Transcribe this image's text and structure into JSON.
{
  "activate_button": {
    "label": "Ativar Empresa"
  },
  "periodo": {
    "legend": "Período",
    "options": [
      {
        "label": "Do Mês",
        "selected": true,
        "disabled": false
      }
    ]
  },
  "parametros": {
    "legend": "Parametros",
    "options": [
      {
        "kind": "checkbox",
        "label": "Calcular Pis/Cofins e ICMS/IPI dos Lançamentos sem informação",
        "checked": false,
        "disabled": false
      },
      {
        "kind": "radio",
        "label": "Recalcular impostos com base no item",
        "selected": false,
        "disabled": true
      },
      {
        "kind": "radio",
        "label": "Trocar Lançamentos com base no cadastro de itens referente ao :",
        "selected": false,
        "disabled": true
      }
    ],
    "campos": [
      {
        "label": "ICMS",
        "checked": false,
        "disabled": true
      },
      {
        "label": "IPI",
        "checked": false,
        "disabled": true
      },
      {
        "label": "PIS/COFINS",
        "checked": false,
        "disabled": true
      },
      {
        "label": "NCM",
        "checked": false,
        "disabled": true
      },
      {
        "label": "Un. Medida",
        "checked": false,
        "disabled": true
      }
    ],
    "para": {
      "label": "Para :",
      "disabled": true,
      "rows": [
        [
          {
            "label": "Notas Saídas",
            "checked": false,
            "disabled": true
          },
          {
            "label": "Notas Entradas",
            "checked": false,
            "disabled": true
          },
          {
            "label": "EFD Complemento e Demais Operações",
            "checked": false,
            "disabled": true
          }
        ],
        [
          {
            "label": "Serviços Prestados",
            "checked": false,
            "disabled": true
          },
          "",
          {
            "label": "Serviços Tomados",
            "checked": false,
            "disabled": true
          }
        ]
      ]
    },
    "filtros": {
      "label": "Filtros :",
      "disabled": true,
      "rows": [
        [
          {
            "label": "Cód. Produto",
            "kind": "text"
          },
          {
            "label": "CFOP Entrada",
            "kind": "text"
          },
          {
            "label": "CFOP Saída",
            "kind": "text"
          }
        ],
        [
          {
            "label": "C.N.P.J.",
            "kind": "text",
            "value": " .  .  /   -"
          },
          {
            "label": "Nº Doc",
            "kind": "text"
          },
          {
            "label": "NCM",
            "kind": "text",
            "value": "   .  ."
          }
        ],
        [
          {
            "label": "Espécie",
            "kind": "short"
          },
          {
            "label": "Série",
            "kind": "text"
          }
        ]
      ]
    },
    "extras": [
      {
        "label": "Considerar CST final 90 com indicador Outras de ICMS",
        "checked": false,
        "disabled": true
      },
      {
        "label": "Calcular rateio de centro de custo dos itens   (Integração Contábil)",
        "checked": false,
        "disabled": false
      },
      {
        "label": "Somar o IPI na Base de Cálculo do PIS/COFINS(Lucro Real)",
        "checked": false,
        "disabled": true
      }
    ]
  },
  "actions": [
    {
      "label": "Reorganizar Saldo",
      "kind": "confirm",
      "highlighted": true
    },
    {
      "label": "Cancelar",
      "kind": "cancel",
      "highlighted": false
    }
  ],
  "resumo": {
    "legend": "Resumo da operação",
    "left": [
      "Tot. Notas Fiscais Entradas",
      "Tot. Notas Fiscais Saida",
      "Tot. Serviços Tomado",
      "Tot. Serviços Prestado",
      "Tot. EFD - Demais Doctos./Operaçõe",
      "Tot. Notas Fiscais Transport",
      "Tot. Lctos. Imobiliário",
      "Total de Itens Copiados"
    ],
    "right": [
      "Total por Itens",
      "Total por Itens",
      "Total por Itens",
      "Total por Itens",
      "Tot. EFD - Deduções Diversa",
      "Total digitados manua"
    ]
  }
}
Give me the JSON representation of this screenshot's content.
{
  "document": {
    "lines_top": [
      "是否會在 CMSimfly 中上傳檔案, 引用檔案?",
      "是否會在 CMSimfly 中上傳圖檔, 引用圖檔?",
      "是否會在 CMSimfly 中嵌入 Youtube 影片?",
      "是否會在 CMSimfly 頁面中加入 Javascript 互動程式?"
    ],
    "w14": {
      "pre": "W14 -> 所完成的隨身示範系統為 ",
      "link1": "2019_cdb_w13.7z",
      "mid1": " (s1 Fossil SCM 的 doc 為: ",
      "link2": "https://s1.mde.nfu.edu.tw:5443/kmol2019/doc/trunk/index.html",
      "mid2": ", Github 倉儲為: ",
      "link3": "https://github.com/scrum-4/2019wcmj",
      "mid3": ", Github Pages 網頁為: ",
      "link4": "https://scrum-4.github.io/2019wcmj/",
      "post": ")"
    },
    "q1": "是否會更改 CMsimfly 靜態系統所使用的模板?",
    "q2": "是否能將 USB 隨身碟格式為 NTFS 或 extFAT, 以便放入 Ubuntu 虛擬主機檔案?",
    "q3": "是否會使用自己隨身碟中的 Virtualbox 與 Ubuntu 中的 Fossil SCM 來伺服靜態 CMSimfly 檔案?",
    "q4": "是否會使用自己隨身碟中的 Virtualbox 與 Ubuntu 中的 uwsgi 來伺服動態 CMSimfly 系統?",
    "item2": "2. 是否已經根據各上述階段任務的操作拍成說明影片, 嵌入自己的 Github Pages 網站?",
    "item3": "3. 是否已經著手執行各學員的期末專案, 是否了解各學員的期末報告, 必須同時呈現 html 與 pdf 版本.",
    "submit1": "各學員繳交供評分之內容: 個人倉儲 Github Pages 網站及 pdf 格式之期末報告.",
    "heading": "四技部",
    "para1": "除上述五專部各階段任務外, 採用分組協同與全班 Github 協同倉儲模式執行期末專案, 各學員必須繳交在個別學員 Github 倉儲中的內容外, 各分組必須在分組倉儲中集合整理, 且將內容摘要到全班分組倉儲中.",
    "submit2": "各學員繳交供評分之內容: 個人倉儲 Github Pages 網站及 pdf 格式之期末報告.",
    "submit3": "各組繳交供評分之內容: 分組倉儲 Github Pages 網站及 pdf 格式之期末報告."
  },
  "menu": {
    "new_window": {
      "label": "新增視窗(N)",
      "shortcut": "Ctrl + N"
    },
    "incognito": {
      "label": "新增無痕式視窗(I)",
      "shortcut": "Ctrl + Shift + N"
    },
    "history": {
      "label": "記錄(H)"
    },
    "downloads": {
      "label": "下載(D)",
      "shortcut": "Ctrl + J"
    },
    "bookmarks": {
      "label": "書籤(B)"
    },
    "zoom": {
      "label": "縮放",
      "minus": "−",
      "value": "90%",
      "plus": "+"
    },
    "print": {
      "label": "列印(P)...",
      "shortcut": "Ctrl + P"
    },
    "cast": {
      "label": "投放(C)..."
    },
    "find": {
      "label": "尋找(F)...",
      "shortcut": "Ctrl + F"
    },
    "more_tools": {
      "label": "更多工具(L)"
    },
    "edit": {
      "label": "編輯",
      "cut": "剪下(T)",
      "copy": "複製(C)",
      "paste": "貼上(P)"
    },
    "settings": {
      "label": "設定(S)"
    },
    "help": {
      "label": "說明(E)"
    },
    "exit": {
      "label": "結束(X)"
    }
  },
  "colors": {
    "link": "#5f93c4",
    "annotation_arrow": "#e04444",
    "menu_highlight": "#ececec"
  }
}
■ ■ ■ ■ ■ ■ ■
Goal of the exercise: Write each line above out exactly.

Result for this exercise:
Transcribe this image's text and structure into JSON.
{
  "activate_button": {
    "label": "Ativar Empresa"
  },
  "periodo": {
    "legend": "Período",
    "options": [
      {
        "label": "Do Mês",
        "selected": true,
        "disabled": false
      }
    ]
  },
  "parametros": {
    "legend": "Parametros",
    "options": [
      {
        "kind": "checkbox",
        "label": "Calcular Pis/Cofins e ICMS/IPI dos Lançamentos sem informação",
        "checked": false,
        "disabled": false
      },
      {
        "kind": "radio",
        "label": "Recalcular impostos com base no item",
        "selected": false,
        "disabled": true
      },
      {
        "kind": "radio",
        "label": "Trocar Lançamentos com base no cadastro de itens referente ao :",
        "selected": false,
        "disabled": true
      }
    ],
    "campos": [
      {
        "label": "ICMS",
        "checked": false,
        "disabled": true
      },
      {
        "label": "IPI",
        "checked": false,
        "disabled": true
      },
      {
        "label": "PIS/COFINS",
        "checked": false,
        "disabled": true
      },
      {
        "label": "NCM",
        "checked": false,
        "disabled": true
      },
      {
        "label": "Un. Medida",
        "checked": false,
        "disabled": true
      }
    ],
    "para": {
      "label": "Para :",
      "disabled": true,
      "rows": [
        [
          {
            "label": "Notas Saídas",
            "checked": false,
            "disabled": true
          },
          {
            "label": "Notas Entradas",
            "checked": false,
            "disabled": true
          },
          {
            "label": "EFD Complemento e Demais Operações",
            "checked": false,
            "disabled": true
          }
        ],
        [
          {
            "label": "Serviços Prestados",
            "checked": false,
            "disabled": true
          },
          "",
          {
            "label": "Serviços Tomados",
            "checked": false,
            "disabled": true
          }
        ]
      ]
    },
    "filtros": {
      "label": "Filtros :",
      "disabled": true,
      "rows": [
        [
          {
            "label": "Cód. Produto",
            "kind": "text"
          },
          {
            "label": "CFOP Entrada",
            "kind": "text"
          },
          {
            "label": "CFOP Saída",
            "kind": "text"
          }
        ],
        [
          {
            "label": "C.N.P.J.",
            "kind": "text",
            "value": " .  .  /   -"
          },
          {
            "label": "Nº Doc",
            "kind": "text"
          },
          {
            "label": "NCM",
            "kind": "text",
            "value": "   .  ."
          }
        ],
        [
          {
            "label": "Espécie",
            "kind": "short"
          },
          {
            "label": "Série",
            "kind": "text"
          }
        ]
      ]
    },
    "extras": [
      {
        "label": "Considerar CST final 90 com indicador Outras de ICMS",
        "checked": false,
        "disabled": true
      },
      {
        "label": "Calcular rateio de centro de custo dos itens   (Integração Contábil)",
        "checked": false,
        "disabled": false
      },
      {
        "label": "Somar o IPI na Base de Cálculo do PIS/COFINS(Lucro Real)",
        "checked": false,
        "disabled": true
      }
    ]
  },
  "actions": [
    {
      "label": "Reorganizar Saldo",
      "kind": "confirm",
      "highlighted": true
    },
    {
      "label": "Cancelar",
      "kind": "cancel",
      "highlighted": false
    }
  ],
  "resumo": {
    "legend": "Resumo da operação",
    "left": [
      "Tot. Notas Fiscais Entradas",
      "Tot. Notas Fiscais Saida",
      "Tot. Serviços Tomado",
      "Tot. Serviços Prestado",
      "Tot. EFD - Demais Doctos./Operaçõe",
      "Tot. Notas Fiscais Transport",
      "Tot. Lctos. Imobiliário",
      "Total de Itens Copiados"
    ],
    "right": [
      "Total por Itens",
      "Total por Itens",
      "Total por Itens",
      "Total por Itens",
      "Tot. EFD - Deduções Diversa",
      "Total digitados manua"
    ]
  }
}
Give me the JSON representation of this screenshot's content.
{
  "document": {
    "lines_top": [
      "是否會在 CMSimfly 中上傳檔案, 引用檔案?",
      "是否會在 CMSimfly 中上傳圖檔, 引用圖檔?",
      "是否會在 CMSimfly 中嵌入 Youtube 影片?",
      "是否會在 CMSimfly 頁面中加入 Javascript 互動程式?"
    ],
    "w14": {
      "pre": "W14 -> 所完成的隨身示範系統為 ",
      "link1": "2019_cdb_w13.7z",
      "mid1": " (s1 Fossil SCM 的 doc 為: ",
      "link2": "https://s1.mde.nfu.edu.tw:5443/kmol2019/doc/trunk/index.html",
      "mid2": ", Github 倉儲為: ",
      "link3": "https://github.com/scrum-4/2019wcmj",
      "mid3": ", Github Pages 網頁為: ",
      "link4": "https://scrum-4.github.io/2019wcmj/",
      "post": ")"
    },
    "q1": "是否會更改 CMsimfly 靜態系統所使用的模板?",
    "q2": "是否能將 USB 隨身碟格式為 NTFS 或 extFAT, 以便放入 Ubuntu 虛擬主機檔案?",
    "q3": "是否會使用自己隨身碟中的 Virtualbox 與 Ubuntu 中的 Fossil SCM 來伺服靜態 CMSimfly 檔案?",
    "q4": "是否會使用自己隨身碟中的 Virtualbox 與 Ubuntu 中的 uwsgi 來伺服動態 CMSimfly 系統?",
    "item2": "2. 是否已經根據各上述階段任務的操作拍成說明影片, 嵌入自己的 Github Pages 網站?",
    "item3": "3. 是否已經著手執行各學員的期末專案, 是否了解各學員的期末報告, 必須同時呈現 html 與 pdf 版本.",
    "submit1": "各學員繳交供評分之內容: 個人倉儲 Github Pages 網站及 pdf 格式之期末報告.",
    "heading": "四技部",
    "para1": "除上述五專部各階段任務外, 採用分組協同與全班 Github 協同倉儲模式執行期末專案, 各學員必須繳交在個別學員 Github 倉儲中的內容外, 各分組必須在分組倉儲中集合整理, 且將內容摘要到全班分組倉儲中.",
    "submit2": "各學員繳交供評分之內容: 個人倉儲 Github Pages 網站及 pdf 格式之期末報告.",
    "submit3": "各組繳交供評分之內容: 分組倉儲 Github Pages 網站及 pdf 格式之期末報告."
  },
  "menu": {
    "new_window": {
      "label": "新增視窗(N)",
      "shortcut": "Ctrl + N"
    },
    "incognito": {
      "label": "新增無痕式視窗(I)",
      "shortcut": "Ctrl + Shift + N"
    },
    "history": {
      "label": "記錄(H)"
    },
    "downloads": {
      "label": "下載(D)",
      "shortcut": "Ctrl + J"
    },
    "bookmarks": {
      "label": "書籤(B)"
    },
    "zoom": {
      "label": "縮放",
      "minus": "−",
      "value": "90%",
      "plus": "+"
    },
    "print": {
      "label": "列印(P)...",
      "shortcut": "Ctrl + P"
    },
    "cast": {
      "label": "投放(C)..."
    },
    "find": {
      "label": "尋找(F)...",
      "shortcut": "Ctrl + F"
    },
    "more_tools": {
      "label": "更多工具(L)"
    },
    "edit": {
      "label": "編輯",
      "cut": "剪下(T)",
      "copy": "複製(C)",
      "paste": "貼上(P)"
    },
    "settings": {
      "label": "設定(S)"
    },
    "help": {
      "label": "說明(E)"
    },
    "exit": {
      "label": "結束(X)"
    }
  },
  "colors": {
    "link": "#5f93c4",
    "annotation_arrow": "#e04444",
    "menu_highlight": "#ececec"
  }
}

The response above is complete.